=== Okuma Metni ===
##############################

Farklı yeme alışkanlıkları ediniyoruz. Yeni tatlar önyargılarımızı çürütüyor. Daha önce denemediğimiz mutfakları tanıyoruz. Zeytinyağlı sarma güzel evet ama dünyanın her yerinin kendine özgü çok lezzetli yerel yemekleri var. Denedikçe seviyor, sevdikçe bu tarifleri evimize taşıyoruz.

Dünyanın her tarafından daha çok insan tanımak hobimiz oluyor. Facebook arkadaş listemiz haritada genişliyor. Günlük ya da hayati konuları tartışabileceğimiz, ya da sadece eğleneceğimiz yepyeni insanlar hayatımıza giriyor.

##############################

=== Verilen Bilgiler ===
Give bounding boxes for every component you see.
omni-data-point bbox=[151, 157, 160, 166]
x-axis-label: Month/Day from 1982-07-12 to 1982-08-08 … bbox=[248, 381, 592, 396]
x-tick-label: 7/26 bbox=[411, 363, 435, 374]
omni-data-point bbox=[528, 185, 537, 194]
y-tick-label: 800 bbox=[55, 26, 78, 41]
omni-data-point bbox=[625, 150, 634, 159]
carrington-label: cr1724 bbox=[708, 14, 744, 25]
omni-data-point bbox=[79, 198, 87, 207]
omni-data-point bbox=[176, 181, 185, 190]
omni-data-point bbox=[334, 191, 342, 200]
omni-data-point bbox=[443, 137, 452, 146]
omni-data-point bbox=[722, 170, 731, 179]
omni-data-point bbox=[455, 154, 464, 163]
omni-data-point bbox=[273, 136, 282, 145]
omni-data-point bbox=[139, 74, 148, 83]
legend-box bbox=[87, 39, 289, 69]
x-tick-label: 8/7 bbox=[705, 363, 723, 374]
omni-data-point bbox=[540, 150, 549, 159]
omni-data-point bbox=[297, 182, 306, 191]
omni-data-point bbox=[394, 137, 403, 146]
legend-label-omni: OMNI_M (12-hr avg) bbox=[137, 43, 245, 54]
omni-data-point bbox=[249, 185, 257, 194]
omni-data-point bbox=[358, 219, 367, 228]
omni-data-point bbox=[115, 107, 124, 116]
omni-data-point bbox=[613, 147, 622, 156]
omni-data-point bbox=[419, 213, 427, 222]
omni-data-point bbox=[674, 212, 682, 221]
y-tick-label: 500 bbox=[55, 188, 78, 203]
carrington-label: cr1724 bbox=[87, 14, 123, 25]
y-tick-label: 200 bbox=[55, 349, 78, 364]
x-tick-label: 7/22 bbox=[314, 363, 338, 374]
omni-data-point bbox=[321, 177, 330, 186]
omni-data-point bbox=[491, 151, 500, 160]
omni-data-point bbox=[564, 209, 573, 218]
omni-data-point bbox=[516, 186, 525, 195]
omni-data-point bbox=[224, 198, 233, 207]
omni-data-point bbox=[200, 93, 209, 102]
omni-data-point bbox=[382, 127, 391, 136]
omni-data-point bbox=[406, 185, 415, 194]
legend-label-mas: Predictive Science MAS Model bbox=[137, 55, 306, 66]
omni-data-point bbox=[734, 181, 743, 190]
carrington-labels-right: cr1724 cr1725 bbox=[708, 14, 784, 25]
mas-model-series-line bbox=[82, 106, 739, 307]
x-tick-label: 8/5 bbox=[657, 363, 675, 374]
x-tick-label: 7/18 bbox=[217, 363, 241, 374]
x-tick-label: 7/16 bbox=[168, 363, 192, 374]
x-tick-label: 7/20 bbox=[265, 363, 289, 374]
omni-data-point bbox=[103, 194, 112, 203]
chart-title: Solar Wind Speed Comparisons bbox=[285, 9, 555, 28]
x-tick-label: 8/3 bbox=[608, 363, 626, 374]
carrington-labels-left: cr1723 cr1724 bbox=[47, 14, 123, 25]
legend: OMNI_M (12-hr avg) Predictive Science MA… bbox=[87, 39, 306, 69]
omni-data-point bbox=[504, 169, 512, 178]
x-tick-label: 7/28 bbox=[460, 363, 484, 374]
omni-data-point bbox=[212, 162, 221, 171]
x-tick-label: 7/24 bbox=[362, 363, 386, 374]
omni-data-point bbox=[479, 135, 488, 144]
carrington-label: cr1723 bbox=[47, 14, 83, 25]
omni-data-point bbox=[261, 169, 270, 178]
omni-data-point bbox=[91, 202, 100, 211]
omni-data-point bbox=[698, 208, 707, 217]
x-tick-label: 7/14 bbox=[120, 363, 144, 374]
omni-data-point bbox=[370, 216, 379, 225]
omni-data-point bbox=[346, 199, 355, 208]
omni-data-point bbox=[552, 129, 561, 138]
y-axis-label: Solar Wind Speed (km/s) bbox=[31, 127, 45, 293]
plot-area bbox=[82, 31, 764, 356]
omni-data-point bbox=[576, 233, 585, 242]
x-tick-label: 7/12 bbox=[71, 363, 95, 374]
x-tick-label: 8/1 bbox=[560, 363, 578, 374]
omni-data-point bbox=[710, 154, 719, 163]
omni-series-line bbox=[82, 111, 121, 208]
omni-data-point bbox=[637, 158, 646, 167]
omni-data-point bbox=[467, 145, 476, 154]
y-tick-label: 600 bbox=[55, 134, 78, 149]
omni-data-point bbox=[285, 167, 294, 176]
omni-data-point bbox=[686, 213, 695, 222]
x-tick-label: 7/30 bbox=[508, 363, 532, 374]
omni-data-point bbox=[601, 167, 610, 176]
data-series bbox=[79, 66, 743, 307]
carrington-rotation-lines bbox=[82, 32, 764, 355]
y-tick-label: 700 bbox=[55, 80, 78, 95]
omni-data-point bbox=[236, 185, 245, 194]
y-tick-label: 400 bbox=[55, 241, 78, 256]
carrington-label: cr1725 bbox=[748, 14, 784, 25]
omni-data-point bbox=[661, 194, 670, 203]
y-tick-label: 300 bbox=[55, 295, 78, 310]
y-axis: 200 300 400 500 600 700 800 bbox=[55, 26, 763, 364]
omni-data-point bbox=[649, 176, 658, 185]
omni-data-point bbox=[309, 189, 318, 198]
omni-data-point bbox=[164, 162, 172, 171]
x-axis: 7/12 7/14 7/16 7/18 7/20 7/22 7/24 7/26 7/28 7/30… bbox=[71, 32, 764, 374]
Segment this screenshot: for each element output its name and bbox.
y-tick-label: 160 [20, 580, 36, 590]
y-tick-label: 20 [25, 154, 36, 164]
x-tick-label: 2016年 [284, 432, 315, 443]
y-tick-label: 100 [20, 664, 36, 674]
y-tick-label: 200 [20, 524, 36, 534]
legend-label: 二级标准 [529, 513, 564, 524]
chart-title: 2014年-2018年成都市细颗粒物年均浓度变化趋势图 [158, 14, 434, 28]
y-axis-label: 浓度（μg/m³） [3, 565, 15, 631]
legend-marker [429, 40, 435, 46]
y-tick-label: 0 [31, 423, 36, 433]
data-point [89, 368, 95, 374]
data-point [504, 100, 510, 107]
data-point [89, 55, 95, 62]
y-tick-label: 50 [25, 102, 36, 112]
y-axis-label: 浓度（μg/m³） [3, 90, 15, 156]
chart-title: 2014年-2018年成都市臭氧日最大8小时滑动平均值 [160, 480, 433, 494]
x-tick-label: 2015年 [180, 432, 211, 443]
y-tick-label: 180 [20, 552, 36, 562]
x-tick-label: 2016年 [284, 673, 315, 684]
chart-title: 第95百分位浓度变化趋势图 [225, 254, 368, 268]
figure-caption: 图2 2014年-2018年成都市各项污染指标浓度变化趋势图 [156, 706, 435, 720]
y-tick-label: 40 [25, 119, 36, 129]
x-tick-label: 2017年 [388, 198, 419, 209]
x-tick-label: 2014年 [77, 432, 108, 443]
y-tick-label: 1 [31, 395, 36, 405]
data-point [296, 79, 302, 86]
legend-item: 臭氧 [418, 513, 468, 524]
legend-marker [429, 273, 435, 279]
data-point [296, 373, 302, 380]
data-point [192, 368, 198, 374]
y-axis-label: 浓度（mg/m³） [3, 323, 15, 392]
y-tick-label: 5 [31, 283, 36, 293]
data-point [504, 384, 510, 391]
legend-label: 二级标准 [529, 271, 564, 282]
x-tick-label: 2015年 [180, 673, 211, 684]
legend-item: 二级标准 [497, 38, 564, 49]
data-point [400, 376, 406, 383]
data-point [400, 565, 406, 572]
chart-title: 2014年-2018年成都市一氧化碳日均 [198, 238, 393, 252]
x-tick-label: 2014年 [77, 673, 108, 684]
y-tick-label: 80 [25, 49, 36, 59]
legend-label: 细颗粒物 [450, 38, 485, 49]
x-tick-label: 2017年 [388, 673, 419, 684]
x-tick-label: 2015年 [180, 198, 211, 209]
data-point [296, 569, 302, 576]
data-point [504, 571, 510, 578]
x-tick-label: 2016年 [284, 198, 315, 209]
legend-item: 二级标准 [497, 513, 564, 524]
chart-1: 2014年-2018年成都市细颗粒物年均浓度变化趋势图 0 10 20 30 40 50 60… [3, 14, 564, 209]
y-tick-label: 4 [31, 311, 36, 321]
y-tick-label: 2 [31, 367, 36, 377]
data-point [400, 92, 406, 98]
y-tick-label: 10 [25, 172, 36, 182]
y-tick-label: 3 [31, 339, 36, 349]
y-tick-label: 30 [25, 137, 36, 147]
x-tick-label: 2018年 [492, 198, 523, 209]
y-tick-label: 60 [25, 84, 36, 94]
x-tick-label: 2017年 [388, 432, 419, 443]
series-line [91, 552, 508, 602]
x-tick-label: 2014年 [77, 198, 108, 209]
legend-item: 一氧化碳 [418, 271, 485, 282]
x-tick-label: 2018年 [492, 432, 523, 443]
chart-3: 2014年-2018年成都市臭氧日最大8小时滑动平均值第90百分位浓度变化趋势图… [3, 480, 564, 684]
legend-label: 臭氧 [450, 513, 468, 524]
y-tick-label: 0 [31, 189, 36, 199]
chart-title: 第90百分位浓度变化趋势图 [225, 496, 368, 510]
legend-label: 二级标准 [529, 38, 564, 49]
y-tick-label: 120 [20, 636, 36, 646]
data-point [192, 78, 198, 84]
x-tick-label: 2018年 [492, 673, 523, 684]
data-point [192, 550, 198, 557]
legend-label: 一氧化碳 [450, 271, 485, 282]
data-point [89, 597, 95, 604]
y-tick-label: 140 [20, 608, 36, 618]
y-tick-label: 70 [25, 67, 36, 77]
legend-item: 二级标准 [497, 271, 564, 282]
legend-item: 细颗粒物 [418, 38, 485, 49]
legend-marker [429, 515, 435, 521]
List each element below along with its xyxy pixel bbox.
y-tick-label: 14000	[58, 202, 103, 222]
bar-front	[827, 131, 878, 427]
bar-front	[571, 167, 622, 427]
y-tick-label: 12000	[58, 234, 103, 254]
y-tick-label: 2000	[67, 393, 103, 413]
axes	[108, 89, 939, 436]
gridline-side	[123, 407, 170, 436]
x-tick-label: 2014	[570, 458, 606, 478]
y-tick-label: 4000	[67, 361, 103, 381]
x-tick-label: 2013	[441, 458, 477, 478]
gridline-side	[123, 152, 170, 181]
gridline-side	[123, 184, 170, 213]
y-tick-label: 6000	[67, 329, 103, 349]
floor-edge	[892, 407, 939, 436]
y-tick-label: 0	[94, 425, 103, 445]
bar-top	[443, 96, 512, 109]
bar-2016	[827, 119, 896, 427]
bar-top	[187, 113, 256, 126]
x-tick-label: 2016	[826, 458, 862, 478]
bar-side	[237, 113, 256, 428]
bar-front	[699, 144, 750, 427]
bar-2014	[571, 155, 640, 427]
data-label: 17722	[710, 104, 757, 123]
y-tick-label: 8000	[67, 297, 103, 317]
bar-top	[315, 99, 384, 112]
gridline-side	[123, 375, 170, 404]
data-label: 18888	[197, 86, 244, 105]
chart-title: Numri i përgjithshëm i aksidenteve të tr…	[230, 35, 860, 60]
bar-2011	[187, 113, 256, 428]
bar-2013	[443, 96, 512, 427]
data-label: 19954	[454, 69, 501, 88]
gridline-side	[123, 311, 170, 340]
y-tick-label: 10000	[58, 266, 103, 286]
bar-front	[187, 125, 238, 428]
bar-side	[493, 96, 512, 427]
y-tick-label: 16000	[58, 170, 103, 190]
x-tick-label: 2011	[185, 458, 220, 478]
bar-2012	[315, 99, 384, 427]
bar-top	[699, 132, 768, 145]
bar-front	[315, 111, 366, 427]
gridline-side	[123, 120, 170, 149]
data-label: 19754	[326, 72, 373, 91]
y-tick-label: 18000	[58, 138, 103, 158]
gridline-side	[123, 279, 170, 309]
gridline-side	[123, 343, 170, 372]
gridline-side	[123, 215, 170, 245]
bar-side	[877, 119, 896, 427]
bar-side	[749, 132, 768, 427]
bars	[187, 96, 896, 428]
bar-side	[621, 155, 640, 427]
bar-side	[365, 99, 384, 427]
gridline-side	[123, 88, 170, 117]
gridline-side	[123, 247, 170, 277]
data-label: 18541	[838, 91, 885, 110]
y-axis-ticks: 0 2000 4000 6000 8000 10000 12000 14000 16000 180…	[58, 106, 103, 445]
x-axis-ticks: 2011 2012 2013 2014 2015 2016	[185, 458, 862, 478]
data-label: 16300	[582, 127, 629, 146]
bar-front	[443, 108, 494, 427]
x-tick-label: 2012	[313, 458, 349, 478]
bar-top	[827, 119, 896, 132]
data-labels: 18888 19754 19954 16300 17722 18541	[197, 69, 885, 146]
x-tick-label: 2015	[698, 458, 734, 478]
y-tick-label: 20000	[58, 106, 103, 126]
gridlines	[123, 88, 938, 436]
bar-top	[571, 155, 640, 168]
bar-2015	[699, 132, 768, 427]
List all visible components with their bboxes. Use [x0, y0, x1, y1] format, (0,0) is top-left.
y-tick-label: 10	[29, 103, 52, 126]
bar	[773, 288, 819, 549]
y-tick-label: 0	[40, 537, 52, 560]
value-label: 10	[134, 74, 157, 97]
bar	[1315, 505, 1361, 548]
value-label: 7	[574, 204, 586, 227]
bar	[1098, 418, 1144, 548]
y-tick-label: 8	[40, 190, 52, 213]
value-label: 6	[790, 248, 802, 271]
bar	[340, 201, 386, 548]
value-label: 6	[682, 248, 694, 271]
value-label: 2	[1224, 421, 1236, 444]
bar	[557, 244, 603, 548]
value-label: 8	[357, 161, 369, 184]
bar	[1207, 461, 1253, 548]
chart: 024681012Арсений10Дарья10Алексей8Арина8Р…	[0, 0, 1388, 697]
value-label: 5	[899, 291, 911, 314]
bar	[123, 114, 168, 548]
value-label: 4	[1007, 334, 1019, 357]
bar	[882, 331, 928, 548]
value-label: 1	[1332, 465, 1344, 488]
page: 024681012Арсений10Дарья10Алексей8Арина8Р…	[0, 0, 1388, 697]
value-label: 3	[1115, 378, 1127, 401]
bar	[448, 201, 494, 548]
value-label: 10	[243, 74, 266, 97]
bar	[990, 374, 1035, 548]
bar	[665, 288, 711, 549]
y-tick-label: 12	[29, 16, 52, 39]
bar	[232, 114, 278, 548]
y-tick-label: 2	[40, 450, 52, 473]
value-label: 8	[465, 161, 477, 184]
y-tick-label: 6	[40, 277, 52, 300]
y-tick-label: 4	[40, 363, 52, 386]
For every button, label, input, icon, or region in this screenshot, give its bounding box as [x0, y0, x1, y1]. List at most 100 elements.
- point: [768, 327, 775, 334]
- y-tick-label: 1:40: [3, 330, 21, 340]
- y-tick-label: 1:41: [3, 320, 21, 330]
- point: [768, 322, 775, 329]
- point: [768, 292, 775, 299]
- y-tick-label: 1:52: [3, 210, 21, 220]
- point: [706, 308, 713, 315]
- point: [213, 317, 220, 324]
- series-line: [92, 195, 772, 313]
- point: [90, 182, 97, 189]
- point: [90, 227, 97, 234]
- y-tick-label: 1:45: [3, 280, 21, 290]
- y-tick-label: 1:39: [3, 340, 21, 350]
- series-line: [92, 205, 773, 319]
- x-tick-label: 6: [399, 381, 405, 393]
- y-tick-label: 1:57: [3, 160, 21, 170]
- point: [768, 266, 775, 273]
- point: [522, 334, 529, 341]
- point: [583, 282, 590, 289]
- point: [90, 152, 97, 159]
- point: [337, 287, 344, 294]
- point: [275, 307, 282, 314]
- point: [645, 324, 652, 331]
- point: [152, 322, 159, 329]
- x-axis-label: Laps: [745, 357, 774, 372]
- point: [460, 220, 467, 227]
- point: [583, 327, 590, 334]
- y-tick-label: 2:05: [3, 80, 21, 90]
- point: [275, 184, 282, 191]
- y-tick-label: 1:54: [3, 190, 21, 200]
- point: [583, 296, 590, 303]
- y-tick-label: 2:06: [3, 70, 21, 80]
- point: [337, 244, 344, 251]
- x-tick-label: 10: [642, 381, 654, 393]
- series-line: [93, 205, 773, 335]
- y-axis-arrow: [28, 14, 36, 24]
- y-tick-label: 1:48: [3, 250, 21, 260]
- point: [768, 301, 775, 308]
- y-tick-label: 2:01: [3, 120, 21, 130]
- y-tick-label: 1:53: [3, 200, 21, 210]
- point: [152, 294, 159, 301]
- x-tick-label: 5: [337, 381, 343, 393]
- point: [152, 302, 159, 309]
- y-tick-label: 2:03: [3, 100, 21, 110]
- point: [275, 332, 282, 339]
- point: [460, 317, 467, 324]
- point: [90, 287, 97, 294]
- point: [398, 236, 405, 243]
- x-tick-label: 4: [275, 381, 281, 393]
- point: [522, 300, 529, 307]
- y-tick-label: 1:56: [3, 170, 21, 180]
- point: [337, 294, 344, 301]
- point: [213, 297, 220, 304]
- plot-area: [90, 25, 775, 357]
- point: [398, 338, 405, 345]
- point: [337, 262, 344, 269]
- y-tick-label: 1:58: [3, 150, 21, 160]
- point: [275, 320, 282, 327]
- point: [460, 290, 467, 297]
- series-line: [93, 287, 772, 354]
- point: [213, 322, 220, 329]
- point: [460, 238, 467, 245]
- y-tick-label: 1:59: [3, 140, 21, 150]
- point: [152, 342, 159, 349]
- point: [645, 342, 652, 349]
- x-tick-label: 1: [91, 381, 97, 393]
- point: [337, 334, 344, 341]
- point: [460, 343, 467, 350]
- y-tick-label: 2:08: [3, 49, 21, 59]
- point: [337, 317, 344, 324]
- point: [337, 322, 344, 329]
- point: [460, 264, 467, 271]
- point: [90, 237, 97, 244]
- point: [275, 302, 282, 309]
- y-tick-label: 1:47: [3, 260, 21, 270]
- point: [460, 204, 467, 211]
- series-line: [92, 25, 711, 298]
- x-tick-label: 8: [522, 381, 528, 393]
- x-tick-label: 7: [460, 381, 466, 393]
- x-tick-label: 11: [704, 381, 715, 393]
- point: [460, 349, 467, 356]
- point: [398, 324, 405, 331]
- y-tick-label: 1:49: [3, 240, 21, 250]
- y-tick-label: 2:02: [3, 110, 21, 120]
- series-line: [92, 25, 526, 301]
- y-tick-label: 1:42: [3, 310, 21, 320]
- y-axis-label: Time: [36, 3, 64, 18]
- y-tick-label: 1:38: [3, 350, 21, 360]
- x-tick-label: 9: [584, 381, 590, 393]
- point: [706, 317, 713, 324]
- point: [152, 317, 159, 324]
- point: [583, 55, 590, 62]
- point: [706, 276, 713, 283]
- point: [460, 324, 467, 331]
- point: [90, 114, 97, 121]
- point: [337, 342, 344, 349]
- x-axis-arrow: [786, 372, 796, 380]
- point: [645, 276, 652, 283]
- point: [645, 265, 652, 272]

##############################

=== Yapılacak İşlemler ===
(1) Okuma metninde güzel olduğu kabul edilen yemek hangisidir?
(2) Okuma metnine göre hayatımıza giren yeni insanlarla yapabileceğimiz şeyleri sıralayın.
Yanıtları verirken yalnızca okuma metnine dayanın.

=== Doğru Yanıtlar ===
(1) Zeytinyağlı sarma.

(2) Günlük konuları tartışmak, hayati konuları tartışmak, sadece eğlenmek.